Stored records
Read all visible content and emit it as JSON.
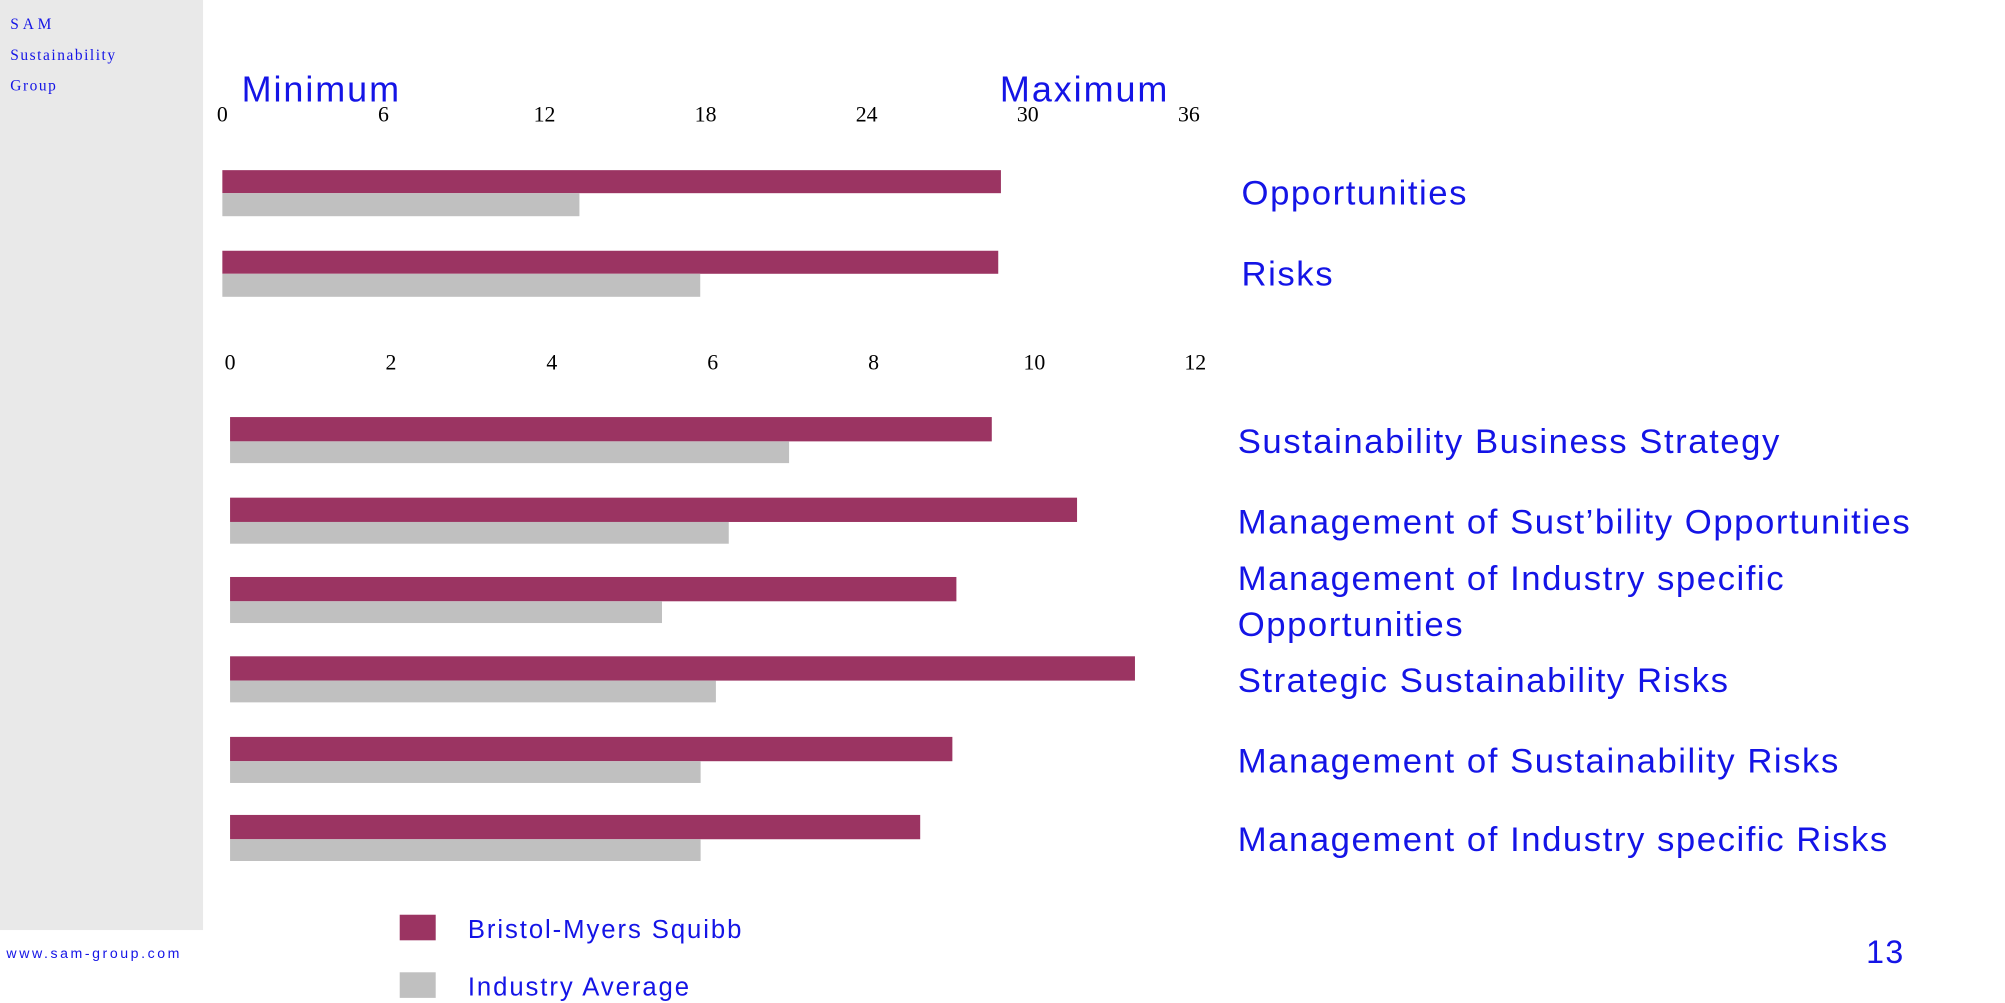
{
  "sidebar": {
    "lines": [
      "SAM",
      "Sustainability",
      "Group"
    ],
    "url": "www.sam-group.com"
  },
  "page_number": "13",
  "legend": [
    {
      "name": "Bristol-Myers Squibb",
      "color": "#9b3462"
    },
    {
      "name": "Industry Average",
      "color": "#c0c0c0"
    }
  ],
  "chart_data": [
    {
      "type": "hbar",
      "annotations": [
        "Minimum",
        "Maximum"
      ],
      "categories": [
        "Opportunities",
        "Risks"
      ],
      "series": [
        {
          "color": "#9b3462",
          "values": [
            29,
            28.9
          ]
        },
        {
          "color": "#c0c0c0",
          "values": [
            13.3,
            17.8
          ]
        }
      ],
      "xlim": [
        0,
        36
      ],
      "xticks": [
        0,
        6,
        12,
        18,
        24,
        30,
        36
      ]
    },
    {
      "type": "hbar",
      "categories": [
        "Sustainability Business Strategy",
        "Management of Sust’bility Opportunities",
        "Management of Industry specific Opportunities",
        "Strategic Sustainability Risks",
        "Management of Sustainability Risks",
        "Management of Industry specific Risks"
      ],
      "series": [
        {
          "color": "#9b3462",
          "values": [
            9.47,
            10.53,
            9.03,
            11.25,
            8.98,
            8.58
          ]
        },
        {
          "color": "#c0c0c0",
          "values": [
            6.95,
            6.2,
            5.37,
            6.04,
            5.85,
            5.85
          ]
        }
      ],
      "xlim": [
        0,
        12
      ],
      "xticks": [
        0,
        2,
        4,
        6,
        8,
        10,
        12
      ]
    }
  ]
}
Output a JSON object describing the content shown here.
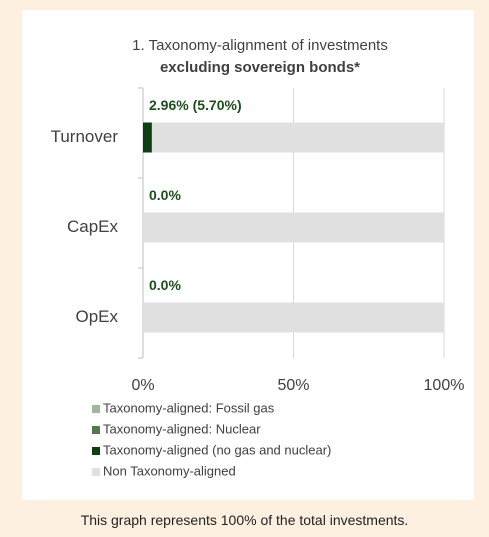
{
  "chart_data": {
    "type": "bar",
    "orientation": "horizontal",
    "stacked": true,
    "title": "1. Taxonomy-alignment of investments",
    "subtitle": "excluding sovereign bonds*",
    "categories": [
      "Turnover",
      "CapEx",
      "OpEx"
    ],
    "series": [
      {
        "name": "Taxonomy-aligned: Fossil gas",
        "color": "#9fb89c",
        "values": [
          0,
          0,
          0
        ]
      },
      {
        "name": "Taxonomy-aligned: Nuclear",
        "color": "#4f7c4f",
        "values": [
          0,
          0,
          0
        ]
      },
      {
        "name": "Taxonomy-aligned (no gas and nuclear)",
        "color": "#0e3f12",
        "values": [
          2.96,
          0,
          0
        ],
        "value_labels": [
          "2.96% (5.70%)",
          "0.0%",
          "0.0%"
        ]
      },
      {
        "name": "Non Taxonomy-aligned",
        "color": "#e0e0e0",
        "values": [
          97.04,
          100,
          100
        ]
      }
    ],
    "xlim": [
      0,
      100
    ],
    "xticks": [
      {
        "value": 0,
        "label": "0%"
      },
      {
        "value": 50,
        "label": "50%"
      },
      {
        "value": 100,
        "label": "100%"
      }
    ],
    "grid": true,
    "legend": "bottom",
    "note": "This graph represents 100% of the total investments."
  }
}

- _Problem description_: Return, unchanged, the lines from the one containing "Output a JSON" down to the end of the entries above, inclusive. Images are left out.

- _Output for this exercise_:
Output a JSON object describing the content shown here.
{
  "chart_data": {
    "type": "bar",
    "orientation": "horizontal",
    "stacked": true,
    "title": "1. Taxonomy-alignment of investments",
    "subtitle": "excluding sovereign bonds*",
    "categories": [
      "Turnover",
      "CapEx",
      "OpEx"
    ],
    "series": [
      {
        "name": "Taxonomy-aligned: Fossil gas",
        "color": "#9fb89c",
        "values": [
          0,
          0,
          0
        ]
      },
      {
        "name": "Taxonomy-aligned: Nuclear",
        "color": "#4f7c4f",
        "values": [
          0,
          0,
          0
        ]
      },
      {
        "name": "Taxonomy-aligned (no gas and nuclear)",
        "color": "#0e3f12",
        "values": [
          2.96,
          0,
          0
        ],
        "value_labels": [
          "2.96% (5.70%)",
          "0.0%",
          "0.0%"
        ]
      },
      {
        "name": "Non Taxonomy-aligned",
        "color": "#e0e0e0",
        "values": [
          97.04,
          100,
          100
        ]
      }
    ],
    "xlim": [
      0,
      100
    ],
    "xticks": [
      {
        "value": 0,
        "label": "0%"
      },
      {
        "value": 50,
        "label": "50%"
      },
      {
        "value": 100,
        "label": "100%"
      }
    ],
    "grid": true,
    "legend": "bottom",
    "note": "This graph represents 100% of the total investments."
  }
}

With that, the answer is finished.